Objective: Transcribe the full listing below exactly.

● ● ●

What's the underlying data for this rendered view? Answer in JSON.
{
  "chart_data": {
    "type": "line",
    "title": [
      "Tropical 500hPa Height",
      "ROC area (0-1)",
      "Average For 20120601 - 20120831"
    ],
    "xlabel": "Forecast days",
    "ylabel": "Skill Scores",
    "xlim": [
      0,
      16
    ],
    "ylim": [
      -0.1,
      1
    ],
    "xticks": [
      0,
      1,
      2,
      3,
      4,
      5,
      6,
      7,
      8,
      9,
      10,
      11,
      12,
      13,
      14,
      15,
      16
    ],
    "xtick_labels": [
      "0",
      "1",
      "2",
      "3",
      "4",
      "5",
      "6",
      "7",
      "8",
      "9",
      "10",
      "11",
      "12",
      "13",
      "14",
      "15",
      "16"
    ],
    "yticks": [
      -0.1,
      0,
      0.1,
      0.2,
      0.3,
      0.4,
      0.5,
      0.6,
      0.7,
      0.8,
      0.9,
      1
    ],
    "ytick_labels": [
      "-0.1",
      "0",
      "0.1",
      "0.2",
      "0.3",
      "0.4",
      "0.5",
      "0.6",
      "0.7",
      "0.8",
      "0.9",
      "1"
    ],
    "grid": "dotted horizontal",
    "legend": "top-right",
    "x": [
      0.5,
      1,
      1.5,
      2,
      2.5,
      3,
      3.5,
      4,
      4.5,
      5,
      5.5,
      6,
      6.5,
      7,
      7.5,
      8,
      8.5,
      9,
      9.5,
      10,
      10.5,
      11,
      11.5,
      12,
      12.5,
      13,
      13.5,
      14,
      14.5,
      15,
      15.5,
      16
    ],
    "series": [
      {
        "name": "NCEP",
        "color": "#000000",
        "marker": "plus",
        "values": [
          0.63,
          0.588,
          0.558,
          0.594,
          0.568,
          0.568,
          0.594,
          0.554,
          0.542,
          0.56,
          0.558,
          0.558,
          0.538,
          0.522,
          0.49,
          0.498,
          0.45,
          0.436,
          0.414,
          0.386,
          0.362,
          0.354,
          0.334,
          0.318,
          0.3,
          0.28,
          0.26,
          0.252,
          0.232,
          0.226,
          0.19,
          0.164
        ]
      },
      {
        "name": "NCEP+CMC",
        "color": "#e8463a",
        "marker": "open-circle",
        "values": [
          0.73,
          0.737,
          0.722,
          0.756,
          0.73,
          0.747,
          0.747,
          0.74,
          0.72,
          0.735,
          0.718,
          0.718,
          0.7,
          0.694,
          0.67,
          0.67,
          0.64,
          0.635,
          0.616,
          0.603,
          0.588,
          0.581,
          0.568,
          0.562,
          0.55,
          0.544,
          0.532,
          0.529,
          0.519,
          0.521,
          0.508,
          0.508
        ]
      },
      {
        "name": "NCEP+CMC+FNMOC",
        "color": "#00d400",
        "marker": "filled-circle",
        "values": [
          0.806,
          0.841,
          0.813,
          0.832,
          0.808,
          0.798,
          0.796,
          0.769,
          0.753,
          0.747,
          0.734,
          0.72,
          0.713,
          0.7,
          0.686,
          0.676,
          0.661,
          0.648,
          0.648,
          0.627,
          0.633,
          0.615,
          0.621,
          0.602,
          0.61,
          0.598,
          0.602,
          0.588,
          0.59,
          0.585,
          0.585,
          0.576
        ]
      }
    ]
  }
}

● ● ●

Answer:
What's the underlying data for this rendered view? Answer in JSON.
{
  "chart_data": {
    "type": "line",
    "title": [
      "Tropical 500hPa Height",
      "ROC area (0-1)",
      "Average For 20120601 - 20120831"
    ],
    "xlabel": "Forecast days",
    "ylabel": "Skill Scores",
    "xlim": [
      0,
      16
    ],
    "ylim": [
      -0.1,
      1
    ],
    "xticks": [
      0,
      1,
      2,
      3,
      4,
      5,
      6,
      7,
      8,
      9,
      10,
      11,
      12,
      13,
      14,
      15,
      16
    ],
    "xtick_labels": [
      "0",
      "1",
      "2",
      "3",
      "4",
      "5",
      "6",
      "7",
      "8",
      "9",
      "10",
      "11",
      "12",
      "13",
      "14",
      "15",
      "16"
    ],
    "yticks": [
      -0.1,
      0,
      0.1,
      0.2,
      0.3,
      0.4,
      0.5,
      0.6,
      0.7,
      0.8,
      0.9,
      1
    ],
    "ytick_labels": [
      "-0.1",
      "0",
      "0.1",
      "0.2",
      "0.3",
      "0.4",
      "0.5",
      "0.6",
      "0.7",
      "0.8",
      "0.9",
      "1"
    ],
    "grid": "dotted horizontal",
    "legend": "top-right",
    "x": [
      0.5,
      1,
      1.5,
      2,
      2.5,
      3,
      3.5,
      4,
      4.5,
      5,
      5.5,
      6,
      6.5,
      7,
      7.5,
      8,
      8.5,
      9,
      9.5,
      10,
      10.5,
      11,
      11.5,
      12,
      12.5,
      13,
      13.5,
      14,
      14.5,
      15,
      15.5,
      16
    ],
    "series": [
      {
        "name": "NCEP",
        "color": "#000000",
        "marker": "plus",
        "values": [
          0.63,
          0.588,
          0.558,
          0.594,
          0.568,
          0.568,
          0.594,
          0.554,
          0.542,
          0.56,
          0.558,
          0.558,
          0.538,
          0.522,
          0.49,
          0.498,
          0.45,
          0.436,
          0.414,
          0.386,
          0.362,
          0.354,
          0.334,
          0.318,
          0.3,
          0.28,
          0.26,
          0.252,
          0.232,
          0.226,
          0.19,
          0.164
        ]
      },
      {
        "name": "NCEP+CMC",
        "color": "#e8463a",
        "marker": "open-circle",
        "values": [
          0.73,
          0.737,
          0.722,
          0.756,
          0.73,
          0.747,
          0.747,
          0.74,
          0.72,
          0.735,
          0.718,
          0.718,
          0.7,
          0.694,
          0.67,
          0.67,
          0.64,
          0.635,
          0.616,
          0.603,
          0.588,
          0.581,
          0.568,
          0.562,
          0.55,
          0.544,
          0.532,
          0.529,
          0.519,
          0.521,
          0.508,
          0.508
        ]
      },
      {
        "name": "NCEP+CMC+FNMOC",
        "color": "#00d400",
        "marker": "filled-circle",
        "values": [
          0.806,
          0.841,
          0.813,
          0.832,
          0.808,
          0.798,
          0.796,
          0.769,
          0.753,
          0.747,
          0.734,
          0.72,
          0.713,
          0.7,
          0.686,
          0.676,
          0.661,
          0.648,
          0.648,
          0.627,
          0.633,
          0.615,
          0.621,
          0.602,
          0.61,
          0.598,
          0.602,
          0.588,
          0.59,
          0.585,
          0.585,
          0.576
        ]
      }
    ]
  }
}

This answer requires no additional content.